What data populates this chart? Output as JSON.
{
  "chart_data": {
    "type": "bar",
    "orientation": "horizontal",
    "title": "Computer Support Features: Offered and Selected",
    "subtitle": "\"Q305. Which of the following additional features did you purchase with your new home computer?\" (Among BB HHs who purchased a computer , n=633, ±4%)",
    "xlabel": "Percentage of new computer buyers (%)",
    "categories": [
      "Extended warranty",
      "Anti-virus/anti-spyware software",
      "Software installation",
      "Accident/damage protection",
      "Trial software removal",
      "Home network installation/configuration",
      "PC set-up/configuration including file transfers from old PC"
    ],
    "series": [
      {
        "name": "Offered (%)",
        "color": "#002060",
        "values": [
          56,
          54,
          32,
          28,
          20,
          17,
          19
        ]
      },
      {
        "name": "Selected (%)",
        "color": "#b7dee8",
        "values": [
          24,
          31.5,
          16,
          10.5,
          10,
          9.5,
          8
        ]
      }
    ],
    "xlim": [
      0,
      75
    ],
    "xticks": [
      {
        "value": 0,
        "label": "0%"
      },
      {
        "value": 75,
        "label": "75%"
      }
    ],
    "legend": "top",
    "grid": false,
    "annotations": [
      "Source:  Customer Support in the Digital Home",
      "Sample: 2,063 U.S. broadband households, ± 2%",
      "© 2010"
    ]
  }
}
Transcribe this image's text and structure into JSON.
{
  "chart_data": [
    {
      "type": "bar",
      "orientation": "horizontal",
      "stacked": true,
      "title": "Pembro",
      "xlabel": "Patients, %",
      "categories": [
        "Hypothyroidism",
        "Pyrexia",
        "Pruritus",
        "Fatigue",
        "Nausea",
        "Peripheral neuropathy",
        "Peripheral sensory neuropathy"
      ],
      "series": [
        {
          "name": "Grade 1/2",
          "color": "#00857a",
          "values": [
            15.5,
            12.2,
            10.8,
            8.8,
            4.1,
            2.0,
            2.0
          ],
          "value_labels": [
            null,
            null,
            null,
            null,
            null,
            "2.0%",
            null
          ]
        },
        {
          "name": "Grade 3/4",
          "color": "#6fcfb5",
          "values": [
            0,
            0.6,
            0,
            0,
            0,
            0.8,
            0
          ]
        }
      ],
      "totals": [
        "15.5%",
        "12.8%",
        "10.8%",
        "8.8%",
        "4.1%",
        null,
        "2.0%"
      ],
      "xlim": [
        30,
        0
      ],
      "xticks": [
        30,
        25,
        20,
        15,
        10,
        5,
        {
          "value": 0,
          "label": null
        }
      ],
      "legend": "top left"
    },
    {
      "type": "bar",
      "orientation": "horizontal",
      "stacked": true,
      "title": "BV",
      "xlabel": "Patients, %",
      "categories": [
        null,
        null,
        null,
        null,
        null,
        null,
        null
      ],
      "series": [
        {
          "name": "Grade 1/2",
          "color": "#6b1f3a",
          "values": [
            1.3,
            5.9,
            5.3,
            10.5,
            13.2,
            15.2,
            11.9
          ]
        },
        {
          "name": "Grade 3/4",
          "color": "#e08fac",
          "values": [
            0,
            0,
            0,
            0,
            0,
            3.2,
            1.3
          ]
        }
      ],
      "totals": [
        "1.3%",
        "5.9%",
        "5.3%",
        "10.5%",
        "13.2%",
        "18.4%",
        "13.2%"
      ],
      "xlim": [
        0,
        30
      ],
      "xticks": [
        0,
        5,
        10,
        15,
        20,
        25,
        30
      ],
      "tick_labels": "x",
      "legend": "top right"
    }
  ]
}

**Required work:**
Every line containing the word "this" should be copied from the material.

**Solution to the problem:**
What data populates this chart? Output as JSON.
Transcribe this image's text and structure into JSON.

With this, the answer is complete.